## [Problem to solve]
Reproduce all entries precisely as they are written.

* BEGIN Given records *

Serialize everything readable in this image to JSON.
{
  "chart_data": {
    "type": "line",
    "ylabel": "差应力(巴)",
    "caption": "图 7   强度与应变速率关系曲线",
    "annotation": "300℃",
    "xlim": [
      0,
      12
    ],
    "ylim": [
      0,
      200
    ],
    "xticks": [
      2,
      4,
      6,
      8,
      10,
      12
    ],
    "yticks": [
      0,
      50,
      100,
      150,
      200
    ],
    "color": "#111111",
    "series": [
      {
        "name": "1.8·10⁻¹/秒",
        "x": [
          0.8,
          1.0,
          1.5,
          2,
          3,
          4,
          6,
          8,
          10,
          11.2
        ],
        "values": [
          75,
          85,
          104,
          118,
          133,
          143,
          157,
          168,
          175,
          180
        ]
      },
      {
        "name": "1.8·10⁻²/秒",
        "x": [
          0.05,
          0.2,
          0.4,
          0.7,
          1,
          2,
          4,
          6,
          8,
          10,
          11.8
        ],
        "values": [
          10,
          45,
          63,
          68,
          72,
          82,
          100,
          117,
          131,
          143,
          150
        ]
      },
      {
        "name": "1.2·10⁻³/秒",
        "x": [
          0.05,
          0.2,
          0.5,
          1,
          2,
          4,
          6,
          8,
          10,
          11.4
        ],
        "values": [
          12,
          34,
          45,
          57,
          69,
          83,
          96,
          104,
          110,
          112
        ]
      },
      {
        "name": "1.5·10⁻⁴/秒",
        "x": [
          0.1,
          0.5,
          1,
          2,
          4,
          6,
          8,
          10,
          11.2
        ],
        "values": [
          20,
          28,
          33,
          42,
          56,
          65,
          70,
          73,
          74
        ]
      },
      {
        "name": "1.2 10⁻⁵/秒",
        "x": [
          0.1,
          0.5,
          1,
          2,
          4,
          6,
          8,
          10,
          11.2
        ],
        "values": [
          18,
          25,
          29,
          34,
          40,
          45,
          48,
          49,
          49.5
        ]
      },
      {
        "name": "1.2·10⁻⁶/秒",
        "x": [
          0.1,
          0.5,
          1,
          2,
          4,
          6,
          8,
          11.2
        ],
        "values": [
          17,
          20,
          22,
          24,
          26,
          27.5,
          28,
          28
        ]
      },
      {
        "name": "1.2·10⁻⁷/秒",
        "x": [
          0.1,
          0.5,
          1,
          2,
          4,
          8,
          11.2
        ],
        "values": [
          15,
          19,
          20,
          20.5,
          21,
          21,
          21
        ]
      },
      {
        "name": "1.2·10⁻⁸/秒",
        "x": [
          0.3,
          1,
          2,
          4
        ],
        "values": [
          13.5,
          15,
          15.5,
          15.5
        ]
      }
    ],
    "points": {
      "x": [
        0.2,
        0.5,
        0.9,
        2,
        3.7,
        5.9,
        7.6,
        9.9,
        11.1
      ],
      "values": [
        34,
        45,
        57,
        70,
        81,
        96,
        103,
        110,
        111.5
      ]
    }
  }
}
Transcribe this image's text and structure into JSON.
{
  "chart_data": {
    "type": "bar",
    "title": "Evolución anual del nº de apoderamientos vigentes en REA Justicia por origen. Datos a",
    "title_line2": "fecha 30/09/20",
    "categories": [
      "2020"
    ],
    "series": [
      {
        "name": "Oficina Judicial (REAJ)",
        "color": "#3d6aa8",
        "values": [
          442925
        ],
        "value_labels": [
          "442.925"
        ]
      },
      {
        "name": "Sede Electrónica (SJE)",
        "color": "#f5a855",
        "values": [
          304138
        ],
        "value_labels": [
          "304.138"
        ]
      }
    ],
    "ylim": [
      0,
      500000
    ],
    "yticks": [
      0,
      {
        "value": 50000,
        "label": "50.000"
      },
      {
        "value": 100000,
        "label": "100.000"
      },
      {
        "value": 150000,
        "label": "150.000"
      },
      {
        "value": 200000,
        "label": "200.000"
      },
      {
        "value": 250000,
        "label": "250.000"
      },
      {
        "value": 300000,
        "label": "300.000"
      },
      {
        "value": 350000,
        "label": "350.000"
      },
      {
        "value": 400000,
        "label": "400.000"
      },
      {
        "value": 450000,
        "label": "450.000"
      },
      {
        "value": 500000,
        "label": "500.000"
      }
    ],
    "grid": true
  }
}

* END Given records *

## [Final result]
Serialize everything readable in this image to JSON.
{
  "chart_data": {
    "type": "line",
    "ylabel": "差应力(巴)",
    "caption": "图 7   强度与应变速率关系曲线",
    "annotation": "300℃",
    "xlim": [
      0,
      12
    ],
    "ylim": [
      0,
      200
    ],
    "xticks": [
      2,
      4,
      6,
      8,
      10,
      12
    ],
    "yticks": [
      0,
      50,
      100,
      150,
      200
    ],
    "color": "#111111",
    "series": [
      {
        "name": "1.8·10⁻¹/秒",
        "x": [
          0.8,
          1.0,
          1.5,
          2,
          3,
          4,
          6,
          8,
          10,
          11.2
        ],
        "values": [
          75,
          85,
          104,
          118,
          133,
          143,
          157,
          168,
          175,
          180
        ]
      },
      {
        "name": "1.8·10⁻²/秒",
        "x": [
          0.05,
          0.2,
          0.4,
          0.7,
          1,
          2,
          4,
          6,
          8,
          10,
          11.8
        ],
        "values": [
          10,
          45,
          63,
          68,
          72,
          82,
          100,
          117,
          131,
          143,
          150
        ]
      },
      {
        "name": "1.2·10⁻³/秒",
        "x": [
          0.05,
          0.2,
          0.5,
          1,
          2,
          4,
          6,
          8,
          10,
          11.4
        ],
        "values": [
          12,
          34,
          45,
          57,
          69,
          83,
          96,
          104,
          110,
          112
        ]
      },
      {
        "name": "1.5·10⁻⁴/秒",
        "x": [
          0.1,
          0.5,
          1,
          2,
          4,
          6,
          8,
          10,
          11.2
        ],
        "values": [
          20,
          28,
          33,
          42,
          56,
          65,
          70,
          73,
          74
        ]
      },
      {
        "name": "1.2 10⁻⁵/秒",
        "x": [
          0.1,
          0.5,
          1,
          2,
          4,
          6,
          8,
          10,
          11.2
        ],
        "values": [
          18,
          25,
          29,
          34,
          40,
          45,
          48,
          49,
          49.5
        ]
      },
      {
        "name": "1.2·10⁻⁶/秒",
        "x": [
          0.1,
          0.5,
          1,
          2,
          4,
          6,
          8,
          11.2
        ],
        "values": [
          17,
          20,
          22,
          24,
          26,
          27.5,
          28,
          28
        ]
      },
      {
        "name": "1.2·10⁻⁷/秒",
        "x": [
          0.1,
          0.5,
          1,
          2,
          4,
          8,
          11.2
        ],
        "values": [
          15,
          19,
          20,
          20.5,
          21,
          21,
          21
        ]
      },
      {
        "name": "1.2·10⁻⁸/秒",
        "x": [
          0.3,
          1,
          2,
          4
        ],
        "values": [
          13.5,
          15,
          15.5,
          15.5
        ]
      }
    ],
    "points": {
      "x": [
        0.2,
        0.5,
        0.9,
        2,
        3.7,
        5.9,
        7.6,
        9.9,
        11.1
      ],
      "values": [
        34,
        45,
        57,
        70,
        81,
        96,
        103,
        110,
        111.5
      ]
    }
  }
}
Transcribe this image's text and structure into JSON.
{
  "chart_data": {
    "type": "bar",
    "title": "Evolución anual del nº de apoderamientos vigentes en REA Justicia por origen. Datos a",
    "title_line2": "fecha 30/09/20",
    "categories": [
      "2020"
    ],
    "series": [
      {
        "name": "Oficina Judicial (REAJ)",
        "color": "#3d6aa8",
        "values": [
          442925
        ],
        "value_labels": [
          "442.925"
        ]
      },
      {
        "name": "Sede Electrónica (SJE)",
        "color": "#f5a855",
        "values": [
          304138
        ],
        "value_labels": [
          "304.138"
        ]
      }
    ],
    "ylim": [
      0,
      500000
    ],
    "yticks": [
      0,
      {
        "value": 50000,
        "label": "50.000"
      },
      {
        "value": 100000,
        "label": "100.000"
      },
      {
        "value": 150000,
        "label": "150.000"
      },
      {
        "value": 200000,
        "label": "200.000"
      },
      {
        "value": 250000,
        "label": "250.000"
      },
      {
        "value": 300000,
        "label": "300.000"
      },
      {
        "value": 350000,
        "label": "350.000"
      },
      {
        "value": 400000,
        "label": "400.000"
      },
      {
        "value": 450000,
        "label": "450.000"
      },
      {
        "value": 500000,
        "label": "500.000"
      }
    ],
    "grid": true
  }
}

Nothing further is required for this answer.